Saved entries

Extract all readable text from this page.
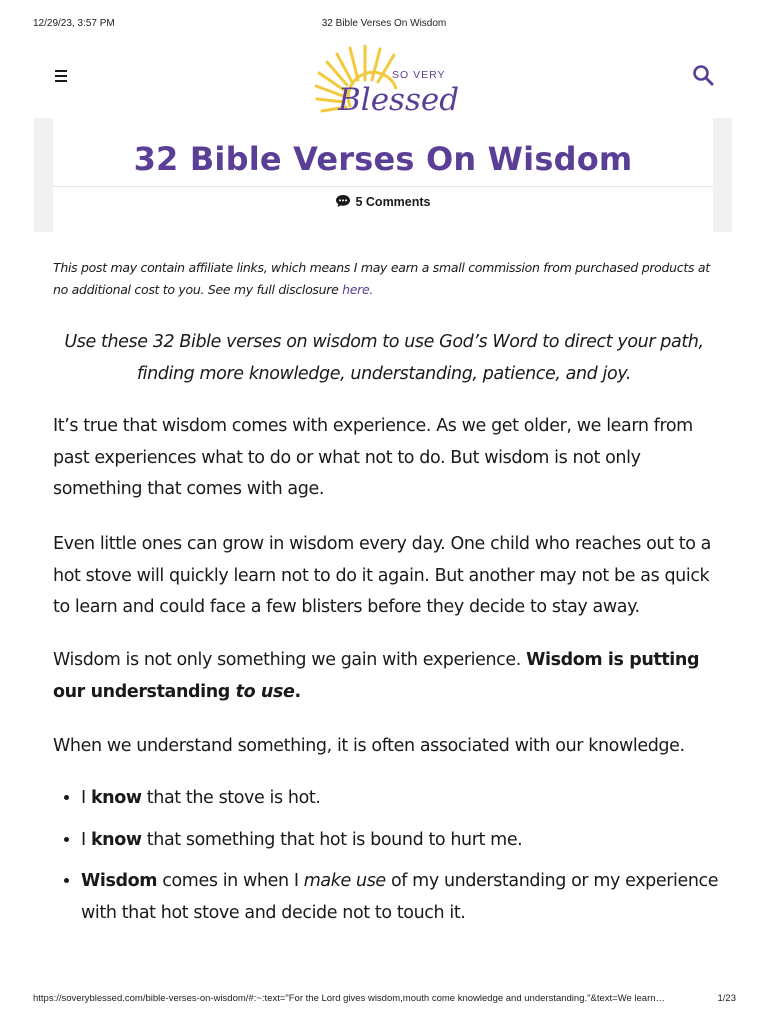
12/29/23, 3:57 PM	32 Bible Verses On Wisdom
SO VERY
Blessed
32 Bible Verses On Wisdom
5 Comments

This post may contain affiliate links, which means I may earn a small commission from purchased products at no additional cost to you. See my full disclosure here.

Use these 32 Bible verses on wisdom to use God’s Word to direct your path, finding more knowledge, understanding, patience, and joy.

It’s true that wisdom comes with experience. As we get older, we learn from past experiences what to do or what not to do. But wisdom is not only something that comes with age.

Even little ones can grow in wisdom every day. One child who reaches out to a hot stove will quickly learn not to do it again. But another may not be as quick to learn and could face a few blisters before they decide to stay away.

Wisdom is not only something we gain with experience. Wisdom is putting our understanding to use.

When we understand something, it is often associated with our knowledge.

• I know that the stove is hot.
• I know that something that hot is bound to hurt me.
• Wisdom comes in when I make use of my understanding or my experience with that hot stove and decide not to touch it.
https://soveryblessed.com/bible-verses-on-wisdom/#:~:text="For the Lord gives wisdom,mouth come knowledge and understanding."&text=We learn…	1/23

## Task directions
Return every line holding the word "that" from the records.

## Answer to this problem
It’s true that wisdom comes with experience. As we get older, we learn from past experiences what to do or what not to do. But wisdom is not only something that comes with age.
• I know that the stove is hot.
• I know that something that hot is bound to hurt me.
• Wisdom comes in when I make use of my understanding or my experience with that hot stove and decide not to touch it.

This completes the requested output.